-- Short task --
Copy each line with the word "这篇课文" in it.

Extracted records
+++++

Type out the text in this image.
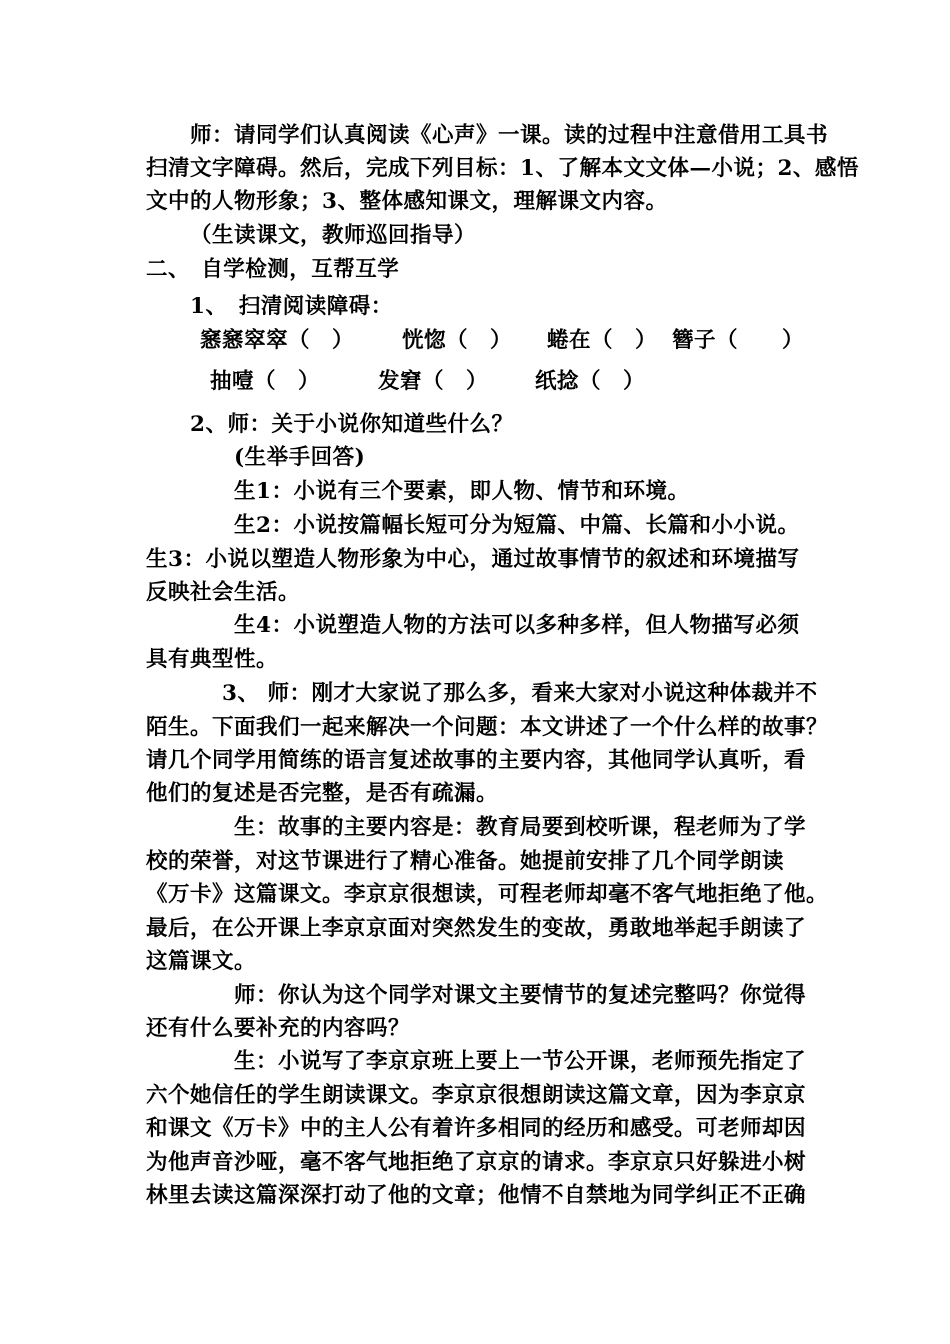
师：请同学们认真阅读《心声》一课。读的过程中注意借用工具书
扫清文字障碍。然后，完成下列目标：1、了解本文文体—小说；2、感悟
文中的人物形象；3、整体感知课文，理解课文内容。
（生读课文，教师巡回指导）
二、　自学检测，互帮互学
1、　扫清阅读障碍：
窸窸窣窣（　） 恍惚（　） 蜷在（　） 簪子（　　）
抽噎（　）	发窘（　） 纸捻（　）
2、师：关于小说你知道些什么？
(生举手回答)
生1：小说有三个要素，即人物、情节和环境。
生2：小说按篇幅长短可分为短篇、中篇、长篇和小小说。
生3：小说以塑造人物形象为中心，通过故事情节的叙述和环境描写
反映社会生活。
生4：小说塑造人物的方法可以多种多样，但人物描写必须
具有典型性。
3、 师：刚才大家说了那么多，看来大家对小说这种体裁并不
陌生。下面我们一起来解决一个问题：本文讲述了一个什么样的故事？
请几个同学用简练的语言复述故事的主要内容，其他同学认真听，看
他们的复述是否完整，是否有疏漏。
生：故事的主要内容是：教育局要到校听课，程老师为了学
校的荣誉，对这节课进行了精心准备。她提前安排了几个同学朗读
《万卡》这篇课文。李京京很想读，可程老师却毫不客气地拒绝了他。
最后，在公开课上李京京面对突然发生的变故，勇敢地举起手朗读了
这篇课文。
师：你认为这个同学对课文主要情节的复述完整吗？你觉得
还有什么要补充的内容吗？
生：小说写了李京京班上要上一节公开课，老师预先指定了
六个她信任的学生朗读课文。李京京很想朗读这篇文章，因为李京京
和课文《万卡》中的主人公有着许多相同的经历和感受。可老师却因
为他声音沙哑，毫不客气地拒绝了京京的请求。李京京只好躲进小树
林里去读这篇深深打动了他的文章；他情不自禁地为同学纠正不正确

+++++

-- Response to this exercise --
《万卡》这篇课文。李京京很想读，可程老师却毫不客气地拒绝了他。
这篇课文。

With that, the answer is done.